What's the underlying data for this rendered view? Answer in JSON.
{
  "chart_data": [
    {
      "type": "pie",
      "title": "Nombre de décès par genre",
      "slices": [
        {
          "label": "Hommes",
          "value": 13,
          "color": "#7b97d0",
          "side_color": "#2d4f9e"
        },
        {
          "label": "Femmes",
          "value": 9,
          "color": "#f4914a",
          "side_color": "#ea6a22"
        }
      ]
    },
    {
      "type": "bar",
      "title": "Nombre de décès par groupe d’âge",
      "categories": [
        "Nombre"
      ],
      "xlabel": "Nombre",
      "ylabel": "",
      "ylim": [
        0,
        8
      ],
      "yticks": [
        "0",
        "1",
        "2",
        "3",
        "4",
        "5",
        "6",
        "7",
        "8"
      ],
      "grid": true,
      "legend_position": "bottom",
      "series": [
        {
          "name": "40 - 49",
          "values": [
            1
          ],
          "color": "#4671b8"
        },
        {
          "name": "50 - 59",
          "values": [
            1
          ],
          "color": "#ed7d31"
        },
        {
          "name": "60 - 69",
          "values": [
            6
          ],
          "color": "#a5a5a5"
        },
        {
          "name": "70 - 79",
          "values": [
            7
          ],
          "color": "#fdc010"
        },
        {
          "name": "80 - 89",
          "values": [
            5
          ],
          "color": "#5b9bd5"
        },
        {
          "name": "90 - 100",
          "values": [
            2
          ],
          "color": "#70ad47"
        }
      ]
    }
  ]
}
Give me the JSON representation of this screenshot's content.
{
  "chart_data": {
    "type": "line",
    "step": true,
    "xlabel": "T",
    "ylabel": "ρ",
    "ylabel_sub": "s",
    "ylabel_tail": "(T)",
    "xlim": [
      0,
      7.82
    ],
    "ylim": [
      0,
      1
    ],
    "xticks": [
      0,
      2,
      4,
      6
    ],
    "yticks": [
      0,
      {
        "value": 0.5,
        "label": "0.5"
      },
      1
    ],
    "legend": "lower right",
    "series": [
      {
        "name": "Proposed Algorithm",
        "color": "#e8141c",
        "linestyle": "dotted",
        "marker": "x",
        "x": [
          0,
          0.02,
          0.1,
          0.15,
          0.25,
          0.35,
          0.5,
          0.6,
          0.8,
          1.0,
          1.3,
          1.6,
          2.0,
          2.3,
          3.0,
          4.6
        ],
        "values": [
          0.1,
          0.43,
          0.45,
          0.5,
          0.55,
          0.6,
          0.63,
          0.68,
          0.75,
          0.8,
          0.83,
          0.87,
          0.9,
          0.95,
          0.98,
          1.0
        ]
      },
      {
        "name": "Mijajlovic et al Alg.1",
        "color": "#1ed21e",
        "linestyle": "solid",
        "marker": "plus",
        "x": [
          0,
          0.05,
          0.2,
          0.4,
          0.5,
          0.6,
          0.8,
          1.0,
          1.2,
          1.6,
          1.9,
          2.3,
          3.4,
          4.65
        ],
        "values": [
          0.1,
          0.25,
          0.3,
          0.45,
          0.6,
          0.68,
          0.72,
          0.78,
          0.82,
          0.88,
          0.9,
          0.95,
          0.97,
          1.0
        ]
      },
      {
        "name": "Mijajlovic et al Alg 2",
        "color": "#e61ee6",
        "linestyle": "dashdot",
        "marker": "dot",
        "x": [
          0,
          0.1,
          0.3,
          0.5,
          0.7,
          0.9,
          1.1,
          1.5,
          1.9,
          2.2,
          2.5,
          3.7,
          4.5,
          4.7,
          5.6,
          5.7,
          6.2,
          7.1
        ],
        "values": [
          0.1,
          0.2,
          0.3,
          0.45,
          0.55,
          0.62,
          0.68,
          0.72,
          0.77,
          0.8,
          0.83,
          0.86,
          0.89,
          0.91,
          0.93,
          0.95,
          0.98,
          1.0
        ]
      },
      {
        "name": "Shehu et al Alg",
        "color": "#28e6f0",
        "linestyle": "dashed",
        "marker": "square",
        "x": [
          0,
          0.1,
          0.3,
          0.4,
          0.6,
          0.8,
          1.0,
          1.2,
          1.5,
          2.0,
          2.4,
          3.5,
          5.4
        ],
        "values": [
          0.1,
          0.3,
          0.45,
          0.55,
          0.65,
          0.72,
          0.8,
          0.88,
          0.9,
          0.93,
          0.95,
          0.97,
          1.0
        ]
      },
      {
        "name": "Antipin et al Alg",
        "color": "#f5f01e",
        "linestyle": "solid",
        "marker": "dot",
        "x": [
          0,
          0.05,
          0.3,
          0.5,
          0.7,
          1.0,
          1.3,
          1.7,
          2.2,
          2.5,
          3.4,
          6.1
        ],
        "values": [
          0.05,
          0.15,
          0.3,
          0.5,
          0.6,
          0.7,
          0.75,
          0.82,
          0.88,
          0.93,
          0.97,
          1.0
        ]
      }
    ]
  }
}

Work required → Write the listing out again, exactly as it reads.

Final result →
What's the underlying data for this rendered view? Answer in JSON.
{
  "chart_data": [
    {
      "type": "pie",
      "title": "Nombre de décès par genre",
      "slices": [
        {
          "label": "Hommes",
          "value": 13,
          "color": "#7b97d0",
          "side_color": "#2d4f9e"
        },
        {
          "label": "Femmes",
          "value": 9,
          "color": "#f4914a",
          "side_color": "#ea6a22"
        }
      ]
    },
    {
      "type": "bar",
      "title": "Nombre de décès par groupe d’âge",
      "categories": [
        "Nombre"
      ],
      "xlabel": "Nombre",
      "ylabel": "",
      "ylim": [
        0,
        8
      ],
      "yticks": [
        "0",
        "1",
        "2",
        "3",
        "4",
        "5",
        "6",
        "7",
        "8"
      ],
      "grid": true,
      "legend_position": "bottom",
      "series": [
        {
          "name": "40 - 49",
          "values": [
            1
          ],
          "color": "#4671b8"
        },
        {
          "name": "50 - 59",
          "values": [
            1
          ],
          "color": "#ed7d31"
        },
        {
          "name": "60 - 69",
          "values": [
            6
          ],
          "color": "#a5a5a5"
        },
        {
          "name": "70 - 79",
          "values": [
            7
          ],
          "color": "#fdc010"
        },
        {
          "name": "80 - 89",
          "values": [
            5
          ],
          "color": "#5b9bd5"
        },
        {
          "name": "90 - 100",
          "values": [
            2
          ],
          "color": "#70ad47"
        }
      ]
    }
  ]
}
Give me the JSON representation of this screenshot's content.
{
  "chart_data": {
    "type": "line",
    "step": true,
    "xlabel": "T",
    "ylabel": "ρ",
    "ylabel_sub": "s",
    "ylabel_tail": "(T)",
    "xlim": [
      0,
      7.82
    ],
    "ylim": [
      0,
      1
    ],
    "xticks": [
      0,
      2,
      4,
      6
    ],
    "yticks": [
      0,
      {
        "value": 0.5,
        "label": "0.5"
      },
      1
    ],
    "legend": "lower right",
    "series": [
      {
        "name": "Proposed Algorithm",
        "color": "#e8141c",
        "linestyle": "dotted",
        "marker": "x",
        "x": [
          0,
          0.02,
          0.1,
          0.15,
          0.25,
          0.35,
          0.5,
          0.6,
          0.8,
          1.0,
          1.3,
          1.6,
          2.0,
          2.3,
          3.0,
          4.6
        ],
        "values": [
          0.1,
          0.43,
          0.45,
          0.5,
          0.55,
          0.6,
          0.63,
          0.68,
          0.75,
          0.8,
          0.83,
          0.87,
          0.9,
          0.95,
          0.98,
          1.0
        ]
      },
      {
        "name": "Mijajlovic et al Alg.1",
        "color": "#1ed21e",
        "linestyle": "solid",
        "marker": "plus",
        "x": [
          0,
          0.05,
          0.2,
          0.4,
          0.5,
          0.6,
          0.8,
          1.0,
          1.2,
          1.6,
          1.9,
          2.3,
          3.4,
          4.65
        ],
        "values": [
          0.1,
          0.25,
          0.3,
          0.45,
          0.6,
          0.68,
          0.72,
          0.78,
          0.82,
          0.88,
          0.9,
          0.95,
          0.97,
          1.0
        ]
      },
      {
        "name": "Mijajlovic et al Alg 2",
        "color": "#e61ee6",
        "linestyle": "dashdot",
        "marker": "dot",
        "x": [
          0,
          0.1,
          0.3,
          0.5,
          0.7,
          0.9,
          1.1,
          1.5,
          1.9,
          2.2,
          2.5,
          3.7,
          4.5,
          4.7,
          5.6,
          5.7,
          6.2,
          7.1
        ],
        "values": [
          0.1,
          0.2,
          0.3,
          0.45,
          0.55,
          0.62,
          0.68,
          0.72,
          0.77,
          0.8,
          0.83,
          0.86,
          0.89,
          0.91,
          0.93,
          0.95,
          0.98,
          1.0
        ]
      },
      {
        "name": "Shehu et al Alg",
        "color": "#28e6f0",
        "linestyle": "dashed",
        "marker": "square",
        "x": [
          0,
          0.1,
          0.3,
          0.4,
          0.6,
          0.8,
          1.0,
          1.2,
          1.5,
          2.0,
          2.4,
          3.5,
          5.4
        ],
        "values": [
          0.1,
          0.3,
          0.45,
          0.55,
          0.65,
          0.72,
          0.8,
          0.88,
          0.9,
          0.93,
          0.95,
          0.97,
          1.0
        ]
      },
      {
        "name": "Antipin et al Alg",
        "color": "#f5f01e",
        "linestyle": "solid",
        "marker": "dot",
        "x": [
          0,
          0.05,
          0.3,
          0.5,
          0.7,
          1.0,
          1.3,
          1.7,
          2.2,
          2.5,
          3.4,
          6.1
        ],
        "values": [
          0.05,
          0.15,
          0.3,
          0.5,
          0.6,
          0.7,
          0.75,
          0.82,
          0.88,
          0.93,
          0.97,
          1.0
        ]
      }
    ]
  }
}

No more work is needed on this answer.